-- begin --

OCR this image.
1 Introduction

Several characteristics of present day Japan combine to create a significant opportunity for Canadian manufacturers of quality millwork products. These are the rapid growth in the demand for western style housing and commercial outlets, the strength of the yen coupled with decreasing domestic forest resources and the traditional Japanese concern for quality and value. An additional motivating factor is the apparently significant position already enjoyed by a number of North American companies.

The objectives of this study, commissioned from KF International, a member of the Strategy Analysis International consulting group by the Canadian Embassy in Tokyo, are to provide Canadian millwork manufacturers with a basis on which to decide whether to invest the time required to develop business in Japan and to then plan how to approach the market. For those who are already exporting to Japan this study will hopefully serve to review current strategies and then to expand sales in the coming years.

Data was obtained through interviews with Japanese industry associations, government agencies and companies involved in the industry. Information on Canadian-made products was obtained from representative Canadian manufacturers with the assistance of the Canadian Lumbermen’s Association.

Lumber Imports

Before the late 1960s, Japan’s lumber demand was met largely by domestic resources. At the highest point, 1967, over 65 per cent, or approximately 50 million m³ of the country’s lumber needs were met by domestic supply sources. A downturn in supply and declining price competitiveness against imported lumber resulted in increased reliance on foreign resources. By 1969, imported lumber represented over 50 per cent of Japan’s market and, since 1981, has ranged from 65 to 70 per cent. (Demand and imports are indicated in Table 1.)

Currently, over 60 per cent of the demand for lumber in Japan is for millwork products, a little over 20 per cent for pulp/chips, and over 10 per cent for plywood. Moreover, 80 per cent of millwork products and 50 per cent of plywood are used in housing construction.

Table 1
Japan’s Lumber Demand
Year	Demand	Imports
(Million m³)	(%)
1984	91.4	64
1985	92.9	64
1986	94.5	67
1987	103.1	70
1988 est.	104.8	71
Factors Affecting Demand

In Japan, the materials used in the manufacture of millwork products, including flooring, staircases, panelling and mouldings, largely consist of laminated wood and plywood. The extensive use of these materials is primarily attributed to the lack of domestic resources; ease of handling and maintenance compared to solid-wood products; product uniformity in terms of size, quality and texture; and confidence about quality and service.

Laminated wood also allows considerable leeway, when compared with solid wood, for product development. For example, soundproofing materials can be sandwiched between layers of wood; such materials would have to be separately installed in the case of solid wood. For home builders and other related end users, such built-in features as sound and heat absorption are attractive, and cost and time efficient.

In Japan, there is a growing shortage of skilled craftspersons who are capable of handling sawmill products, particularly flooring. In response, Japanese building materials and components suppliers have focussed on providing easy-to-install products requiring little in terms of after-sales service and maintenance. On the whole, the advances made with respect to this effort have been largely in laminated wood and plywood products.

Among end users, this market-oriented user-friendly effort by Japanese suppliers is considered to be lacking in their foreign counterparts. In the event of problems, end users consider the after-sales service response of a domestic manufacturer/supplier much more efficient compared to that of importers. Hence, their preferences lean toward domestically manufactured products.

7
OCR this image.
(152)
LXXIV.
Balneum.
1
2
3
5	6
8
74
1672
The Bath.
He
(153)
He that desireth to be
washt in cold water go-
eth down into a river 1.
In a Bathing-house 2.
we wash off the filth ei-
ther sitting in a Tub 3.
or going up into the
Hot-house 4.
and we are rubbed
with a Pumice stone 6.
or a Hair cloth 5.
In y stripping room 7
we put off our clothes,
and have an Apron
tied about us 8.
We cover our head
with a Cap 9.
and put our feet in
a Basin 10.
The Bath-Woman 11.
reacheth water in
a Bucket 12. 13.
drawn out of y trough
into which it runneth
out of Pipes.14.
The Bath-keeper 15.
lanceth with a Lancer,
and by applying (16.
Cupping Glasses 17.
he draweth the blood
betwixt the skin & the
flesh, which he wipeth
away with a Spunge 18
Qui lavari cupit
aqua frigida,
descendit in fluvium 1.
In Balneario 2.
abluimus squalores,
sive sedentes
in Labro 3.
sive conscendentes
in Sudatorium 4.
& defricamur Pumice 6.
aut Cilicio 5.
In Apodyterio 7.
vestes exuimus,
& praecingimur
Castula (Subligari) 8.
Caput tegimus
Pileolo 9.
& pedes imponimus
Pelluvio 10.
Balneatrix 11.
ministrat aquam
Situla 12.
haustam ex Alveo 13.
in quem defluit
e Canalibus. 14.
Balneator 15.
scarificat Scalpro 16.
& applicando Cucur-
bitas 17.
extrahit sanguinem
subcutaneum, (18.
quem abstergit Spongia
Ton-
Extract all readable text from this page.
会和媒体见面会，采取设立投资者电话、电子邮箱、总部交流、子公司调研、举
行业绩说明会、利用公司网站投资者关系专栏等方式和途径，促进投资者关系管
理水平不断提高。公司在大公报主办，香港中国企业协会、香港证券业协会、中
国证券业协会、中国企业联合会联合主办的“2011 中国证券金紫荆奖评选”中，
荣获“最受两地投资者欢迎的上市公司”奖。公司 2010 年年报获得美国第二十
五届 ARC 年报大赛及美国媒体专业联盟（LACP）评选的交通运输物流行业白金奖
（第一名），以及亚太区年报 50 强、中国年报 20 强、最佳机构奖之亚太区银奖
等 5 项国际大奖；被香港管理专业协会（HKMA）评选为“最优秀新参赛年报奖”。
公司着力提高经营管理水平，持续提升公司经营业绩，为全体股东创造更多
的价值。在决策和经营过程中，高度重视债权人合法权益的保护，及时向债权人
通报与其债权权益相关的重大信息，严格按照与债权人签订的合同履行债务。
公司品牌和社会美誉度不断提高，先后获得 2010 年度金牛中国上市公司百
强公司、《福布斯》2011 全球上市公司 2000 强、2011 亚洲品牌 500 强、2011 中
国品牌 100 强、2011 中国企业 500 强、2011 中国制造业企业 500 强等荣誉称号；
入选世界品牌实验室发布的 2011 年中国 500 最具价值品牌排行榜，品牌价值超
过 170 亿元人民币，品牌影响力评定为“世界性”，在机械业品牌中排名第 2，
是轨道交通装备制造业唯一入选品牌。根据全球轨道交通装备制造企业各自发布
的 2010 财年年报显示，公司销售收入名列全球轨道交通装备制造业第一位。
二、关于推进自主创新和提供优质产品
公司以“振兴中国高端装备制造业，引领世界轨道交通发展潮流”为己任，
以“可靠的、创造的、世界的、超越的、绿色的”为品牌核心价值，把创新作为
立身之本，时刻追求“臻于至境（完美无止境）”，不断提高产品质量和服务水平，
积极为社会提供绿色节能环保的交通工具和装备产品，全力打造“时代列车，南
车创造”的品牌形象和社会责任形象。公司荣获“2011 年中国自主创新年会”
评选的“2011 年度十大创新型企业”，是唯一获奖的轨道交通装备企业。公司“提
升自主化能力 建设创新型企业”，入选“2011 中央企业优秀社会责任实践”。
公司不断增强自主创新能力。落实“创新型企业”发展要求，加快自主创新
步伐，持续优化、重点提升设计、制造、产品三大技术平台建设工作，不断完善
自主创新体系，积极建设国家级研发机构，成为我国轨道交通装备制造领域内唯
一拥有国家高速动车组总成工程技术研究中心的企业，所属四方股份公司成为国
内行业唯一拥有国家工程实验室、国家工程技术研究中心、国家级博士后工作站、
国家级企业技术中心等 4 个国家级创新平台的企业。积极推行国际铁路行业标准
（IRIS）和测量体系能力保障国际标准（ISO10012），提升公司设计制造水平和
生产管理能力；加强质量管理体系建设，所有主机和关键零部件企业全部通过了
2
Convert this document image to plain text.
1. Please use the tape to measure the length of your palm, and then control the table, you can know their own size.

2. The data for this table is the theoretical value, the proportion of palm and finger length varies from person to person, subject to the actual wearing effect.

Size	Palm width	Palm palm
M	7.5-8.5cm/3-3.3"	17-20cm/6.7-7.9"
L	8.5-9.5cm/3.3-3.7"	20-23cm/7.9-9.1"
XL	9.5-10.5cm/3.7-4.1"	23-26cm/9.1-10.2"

-- end --

#### Exercise
Identify every line above that includes the word "domestic", and show those lines.

#### The reply
Several characteristics of present day Japan combine to create a significant opportunity for Canadian manufacturers of quality millwork products. These are the rapid growth in the demand for western style housing and commercial outlets, the strength of the yen coupled with decreasing domestic forest resources and the traditional Japanese concern for quality and value. An additional motivating factor is the apparently significant position already enjoyed by a number of North American companies.
Before the late 1960s, Japan’s lumber demand was met largely by domestic resources. At the highest point, 1967, over 65 per cent, or approximately 50 million m³ of the country’s lumber needs were met by domestic supply sources. A downturn in supply and declining price competitiveness against imported lumber resulted in increased reliance on foreign resources. By 1969, imported lumber represented over 50 per cent of Japan’s market and, since 1981, has ranged from 65 to 70 per cent. (Demand and imports are indicated in Table 1.)
In Japan, the materials used in the manufacture of millwork products, including flooring, staircases, panelling and mouldings, largely consist of laminated wood and plywood. The extensive use of these materials is primarily attributed to the lack of domestic resources; ease of handling and maintenance compared to solid-wood products; product uniformity in terms of size, quality and texture; and confidence about quality and service.
Among end users, this market-oriented user-friendly effort by Japanese suppliers is considered to be lacking in their foreign counterparts. In the event of problems, end users consider the after-sales service response of a domestic manufacturer/supplier much more efficient compared to that of importers. Hence, their preferences lean toward domestically manufactured products.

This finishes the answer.